■ What is required
The answer is a single number: how many lines hold the string "factor".

Entries with figure data:
·····
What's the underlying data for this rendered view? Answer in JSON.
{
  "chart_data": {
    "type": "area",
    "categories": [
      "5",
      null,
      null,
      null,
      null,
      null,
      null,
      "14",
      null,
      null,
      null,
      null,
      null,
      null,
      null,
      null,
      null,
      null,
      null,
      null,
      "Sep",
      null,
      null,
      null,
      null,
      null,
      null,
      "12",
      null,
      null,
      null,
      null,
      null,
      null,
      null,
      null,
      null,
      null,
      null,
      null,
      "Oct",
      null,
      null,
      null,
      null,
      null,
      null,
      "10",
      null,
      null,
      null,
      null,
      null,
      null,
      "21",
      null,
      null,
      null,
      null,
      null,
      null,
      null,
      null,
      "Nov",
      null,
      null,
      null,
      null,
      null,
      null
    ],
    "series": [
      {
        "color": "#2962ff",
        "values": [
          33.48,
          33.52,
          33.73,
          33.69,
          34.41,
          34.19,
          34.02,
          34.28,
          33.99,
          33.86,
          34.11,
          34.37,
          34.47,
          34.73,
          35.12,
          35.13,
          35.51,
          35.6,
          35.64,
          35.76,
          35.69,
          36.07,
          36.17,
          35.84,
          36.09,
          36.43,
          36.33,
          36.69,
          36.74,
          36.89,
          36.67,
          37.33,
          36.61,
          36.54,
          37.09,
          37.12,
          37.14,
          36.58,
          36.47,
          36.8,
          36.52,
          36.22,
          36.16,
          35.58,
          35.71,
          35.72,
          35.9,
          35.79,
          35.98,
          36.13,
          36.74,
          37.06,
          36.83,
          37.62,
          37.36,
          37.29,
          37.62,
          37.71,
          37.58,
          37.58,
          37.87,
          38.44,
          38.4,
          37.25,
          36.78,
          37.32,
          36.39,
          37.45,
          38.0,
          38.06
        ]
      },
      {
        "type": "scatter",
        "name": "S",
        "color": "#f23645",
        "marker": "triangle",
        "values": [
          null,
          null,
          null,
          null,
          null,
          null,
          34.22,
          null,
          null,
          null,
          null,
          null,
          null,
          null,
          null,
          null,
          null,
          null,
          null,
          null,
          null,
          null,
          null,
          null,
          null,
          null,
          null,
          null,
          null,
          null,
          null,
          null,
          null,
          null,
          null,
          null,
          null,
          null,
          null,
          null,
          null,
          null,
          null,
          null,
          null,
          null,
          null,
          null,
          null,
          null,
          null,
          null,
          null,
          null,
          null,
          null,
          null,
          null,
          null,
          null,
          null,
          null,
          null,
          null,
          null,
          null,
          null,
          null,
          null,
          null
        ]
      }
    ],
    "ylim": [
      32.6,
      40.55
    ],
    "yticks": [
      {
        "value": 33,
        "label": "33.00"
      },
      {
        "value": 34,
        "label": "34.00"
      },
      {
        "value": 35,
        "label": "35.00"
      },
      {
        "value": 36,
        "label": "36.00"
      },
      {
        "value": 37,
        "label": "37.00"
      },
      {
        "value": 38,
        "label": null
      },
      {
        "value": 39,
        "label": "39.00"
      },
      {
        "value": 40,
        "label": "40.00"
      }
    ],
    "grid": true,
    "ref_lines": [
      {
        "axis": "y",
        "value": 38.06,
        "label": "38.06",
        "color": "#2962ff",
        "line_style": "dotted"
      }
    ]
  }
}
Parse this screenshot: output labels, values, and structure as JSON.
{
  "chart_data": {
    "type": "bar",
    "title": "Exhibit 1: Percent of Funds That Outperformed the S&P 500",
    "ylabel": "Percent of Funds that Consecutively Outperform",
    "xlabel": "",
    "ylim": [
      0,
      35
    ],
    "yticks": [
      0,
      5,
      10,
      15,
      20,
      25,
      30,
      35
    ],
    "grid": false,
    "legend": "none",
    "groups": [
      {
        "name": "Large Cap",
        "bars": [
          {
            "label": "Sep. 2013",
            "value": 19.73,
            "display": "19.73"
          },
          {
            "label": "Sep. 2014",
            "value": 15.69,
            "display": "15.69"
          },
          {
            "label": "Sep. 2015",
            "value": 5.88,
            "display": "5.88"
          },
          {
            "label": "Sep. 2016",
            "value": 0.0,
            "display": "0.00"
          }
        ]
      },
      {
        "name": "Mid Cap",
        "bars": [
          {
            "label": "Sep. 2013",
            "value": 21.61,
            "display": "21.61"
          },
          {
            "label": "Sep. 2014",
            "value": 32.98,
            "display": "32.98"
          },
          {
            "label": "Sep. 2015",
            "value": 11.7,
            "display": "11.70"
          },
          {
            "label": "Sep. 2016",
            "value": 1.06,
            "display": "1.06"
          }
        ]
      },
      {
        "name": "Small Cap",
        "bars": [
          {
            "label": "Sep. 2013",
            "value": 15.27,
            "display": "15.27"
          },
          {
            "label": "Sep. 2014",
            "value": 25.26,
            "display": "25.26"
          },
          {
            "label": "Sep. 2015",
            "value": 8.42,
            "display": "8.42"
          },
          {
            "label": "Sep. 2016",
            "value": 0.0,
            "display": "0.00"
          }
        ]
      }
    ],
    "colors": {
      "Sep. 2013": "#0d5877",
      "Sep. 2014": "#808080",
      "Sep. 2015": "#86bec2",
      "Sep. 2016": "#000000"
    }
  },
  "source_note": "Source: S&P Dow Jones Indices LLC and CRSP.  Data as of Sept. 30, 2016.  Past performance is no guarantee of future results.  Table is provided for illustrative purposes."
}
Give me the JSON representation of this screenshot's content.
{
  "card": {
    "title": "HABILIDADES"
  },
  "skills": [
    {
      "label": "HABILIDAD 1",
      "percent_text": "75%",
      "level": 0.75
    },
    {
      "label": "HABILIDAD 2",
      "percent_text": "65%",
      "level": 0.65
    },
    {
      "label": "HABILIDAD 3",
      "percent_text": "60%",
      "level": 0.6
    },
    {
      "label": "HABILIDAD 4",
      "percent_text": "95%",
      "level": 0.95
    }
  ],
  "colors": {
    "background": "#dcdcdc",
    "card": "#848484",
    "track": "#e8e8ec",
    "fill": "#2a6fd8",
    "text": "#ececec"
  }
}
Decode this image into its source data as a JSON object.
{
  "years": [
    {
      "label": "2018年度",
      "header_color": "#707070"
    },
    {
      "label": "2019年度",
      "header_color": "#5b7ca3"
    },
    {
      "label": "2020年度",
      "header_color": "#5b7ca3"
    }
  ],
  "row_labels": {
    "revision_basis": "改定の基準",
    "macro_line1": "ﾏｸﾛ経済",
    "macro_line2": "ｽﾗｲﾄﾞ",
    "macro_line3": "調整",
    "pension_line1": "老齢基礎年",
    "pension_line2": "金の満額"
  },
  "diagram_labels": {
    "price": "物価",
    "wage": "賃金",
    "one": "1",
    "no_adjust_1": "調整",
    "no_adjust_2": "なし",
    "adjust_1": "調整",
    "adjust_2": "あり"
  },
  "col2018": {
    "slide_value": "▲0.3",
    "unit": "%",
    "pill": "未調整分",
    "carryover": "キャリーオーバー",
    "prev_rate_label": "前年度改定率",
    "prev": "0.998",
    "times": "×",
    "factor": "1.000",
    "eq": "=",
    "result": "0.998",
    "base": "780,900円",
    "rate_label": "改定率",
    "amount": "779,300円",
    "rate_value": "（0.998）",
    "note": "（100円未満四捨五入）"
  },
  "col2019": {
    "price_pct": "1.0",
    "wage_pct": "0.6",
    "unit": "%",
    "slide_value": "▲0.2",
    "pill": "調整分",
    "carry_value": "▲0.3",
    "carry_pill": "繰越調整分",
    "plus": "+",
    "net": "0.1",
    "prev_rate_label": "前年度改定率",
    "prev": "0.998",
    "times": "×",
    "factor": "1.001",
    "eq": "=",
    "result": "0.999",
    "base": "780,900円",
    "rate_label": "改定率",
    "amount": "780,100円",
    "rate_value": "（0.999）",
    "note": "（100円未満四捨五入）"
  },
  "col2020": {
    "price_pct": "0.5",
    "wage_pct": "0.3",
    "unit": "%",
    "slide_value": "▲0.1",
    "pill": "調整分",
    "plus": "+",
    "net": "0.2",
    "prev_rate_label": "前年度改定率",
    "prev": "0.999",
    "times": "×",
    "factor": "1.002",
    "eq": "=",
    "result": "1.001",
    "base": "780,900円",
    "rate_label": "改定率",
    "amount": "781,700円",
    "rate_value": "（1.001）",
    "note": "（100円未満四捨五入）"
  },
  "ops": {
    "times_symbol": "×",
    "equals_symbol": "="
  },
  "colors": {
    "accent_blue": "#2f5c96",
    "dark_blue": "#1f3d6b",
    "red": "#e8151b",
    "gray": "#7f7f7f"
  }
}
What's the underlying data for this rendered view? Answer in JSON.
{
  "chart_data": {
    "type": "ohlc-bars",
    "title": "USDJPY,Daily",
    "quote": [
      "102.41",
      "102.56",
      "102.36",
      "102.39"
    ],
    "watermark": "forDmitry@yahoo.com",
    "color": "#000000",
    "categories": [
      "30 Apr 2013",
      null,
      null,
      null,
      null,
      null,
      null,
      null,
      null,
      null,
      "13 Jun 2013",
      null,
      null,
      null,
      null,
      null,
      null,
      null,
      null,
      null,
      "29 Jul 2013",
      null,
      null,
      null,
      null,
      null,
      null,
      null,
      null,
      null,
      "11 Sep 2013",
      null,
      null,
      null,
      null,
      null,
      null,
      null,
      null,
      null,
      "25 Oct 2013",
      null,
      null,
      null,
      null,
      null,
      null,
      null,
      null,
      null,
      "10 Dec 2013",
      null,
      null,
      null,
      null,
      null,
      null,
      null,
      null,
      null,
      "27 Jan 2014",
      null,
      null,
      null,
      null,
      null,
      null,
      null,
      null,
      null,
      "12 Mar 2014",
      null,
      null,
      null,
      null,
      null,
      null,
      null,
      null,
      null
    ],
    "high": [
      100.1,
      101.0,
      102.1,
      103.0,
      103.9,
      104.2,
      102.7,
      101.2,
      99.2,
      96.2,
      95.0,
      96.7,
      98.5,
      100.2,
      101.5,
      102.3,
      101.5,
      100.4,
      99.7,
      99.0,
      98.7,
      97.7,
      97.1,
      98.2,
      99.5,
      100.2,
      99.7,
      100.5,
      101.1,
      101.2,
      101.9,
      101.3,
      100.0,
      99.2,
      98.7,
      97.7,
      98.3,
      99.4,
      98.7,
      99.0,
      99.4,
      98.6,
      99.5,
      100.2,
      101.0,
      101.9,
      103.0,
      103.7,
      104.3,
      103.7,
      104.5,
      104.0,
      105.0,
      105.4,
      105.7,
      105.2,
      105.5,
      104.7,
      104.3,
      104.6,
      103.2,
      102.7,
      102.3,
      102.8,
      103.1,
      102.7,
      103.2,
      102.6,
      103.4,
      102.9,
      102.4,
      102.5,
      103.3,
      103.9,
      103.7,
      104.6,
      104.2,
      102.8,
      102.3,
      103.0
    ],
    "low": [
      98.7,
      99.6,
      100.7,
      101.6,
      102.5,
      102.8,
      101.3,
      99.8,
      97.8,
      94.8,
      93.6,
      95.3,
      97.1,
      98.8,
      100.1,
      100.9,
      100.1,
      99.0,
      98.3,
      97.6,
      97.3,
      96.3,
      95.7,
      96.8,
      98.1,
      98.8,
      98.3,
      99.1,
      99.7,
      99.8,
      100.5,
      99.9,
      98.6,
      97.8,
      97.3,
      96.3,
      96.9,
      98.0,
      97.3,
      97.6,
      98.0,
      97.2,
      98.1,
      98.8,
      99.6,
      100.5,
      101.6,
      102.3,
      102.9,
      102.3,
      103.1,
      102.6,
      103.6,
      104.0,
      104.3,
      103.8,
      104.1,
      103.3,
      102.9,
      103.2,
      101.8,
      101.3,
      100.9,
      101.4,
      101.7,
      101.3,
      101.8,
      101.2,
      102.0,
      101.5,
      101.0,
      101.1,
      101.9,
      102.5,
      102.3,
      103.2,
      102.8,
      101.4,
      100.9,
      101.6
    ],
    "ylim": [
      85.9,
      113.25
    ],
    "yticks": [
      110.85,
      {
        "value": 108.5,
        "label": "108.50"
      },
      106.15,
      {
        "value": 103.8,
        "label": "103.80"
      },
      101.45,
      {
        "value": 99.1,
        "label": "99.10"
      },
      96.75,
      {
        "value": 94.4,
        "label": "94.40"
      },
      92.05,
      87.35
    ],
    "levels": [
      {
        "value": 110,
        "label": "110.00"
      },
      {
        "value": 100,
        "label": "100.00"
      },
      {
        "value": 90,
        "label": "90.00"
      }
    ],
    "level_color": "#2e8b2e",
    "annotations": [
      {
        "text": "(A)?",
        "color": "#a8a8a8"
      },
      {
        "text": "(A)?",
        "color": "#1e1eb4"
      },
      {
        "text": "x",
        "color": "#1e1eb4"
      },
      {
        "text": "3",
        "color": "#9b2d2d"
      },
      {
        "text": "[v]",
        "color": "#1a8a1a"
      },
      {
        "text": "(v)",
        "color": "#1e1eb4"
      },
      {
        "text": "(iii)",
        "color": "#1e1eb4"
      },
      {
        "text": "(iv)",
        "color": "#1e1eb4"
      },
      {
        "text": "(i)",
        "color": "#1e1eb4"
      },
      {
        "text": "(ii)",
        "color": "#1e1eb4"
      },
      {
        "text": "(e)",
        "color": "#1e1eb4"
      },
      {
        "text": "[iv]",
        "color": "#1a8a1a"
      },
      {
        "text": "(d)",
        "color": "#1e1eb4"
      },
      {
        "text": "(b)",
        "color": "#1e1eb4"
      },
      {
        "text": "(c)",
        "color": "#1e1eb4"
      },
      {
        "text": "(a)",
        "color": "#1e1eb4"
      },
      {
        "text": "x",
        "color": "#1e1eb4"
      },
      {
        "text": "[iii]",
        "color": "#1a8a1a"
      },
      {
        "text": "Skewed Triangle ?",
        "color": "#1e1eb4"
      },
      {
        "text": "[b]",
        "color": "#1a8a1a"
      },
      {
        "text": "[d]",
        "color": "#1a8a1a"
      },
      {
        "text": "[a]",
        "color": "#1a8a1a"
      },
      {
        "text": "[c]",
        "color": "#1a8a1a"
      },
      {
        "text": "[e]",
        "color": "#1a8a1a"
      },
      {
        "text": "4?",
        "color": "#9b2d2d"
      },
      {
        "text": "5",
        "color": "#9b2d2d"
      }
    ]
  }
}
·····
■ Written answer
3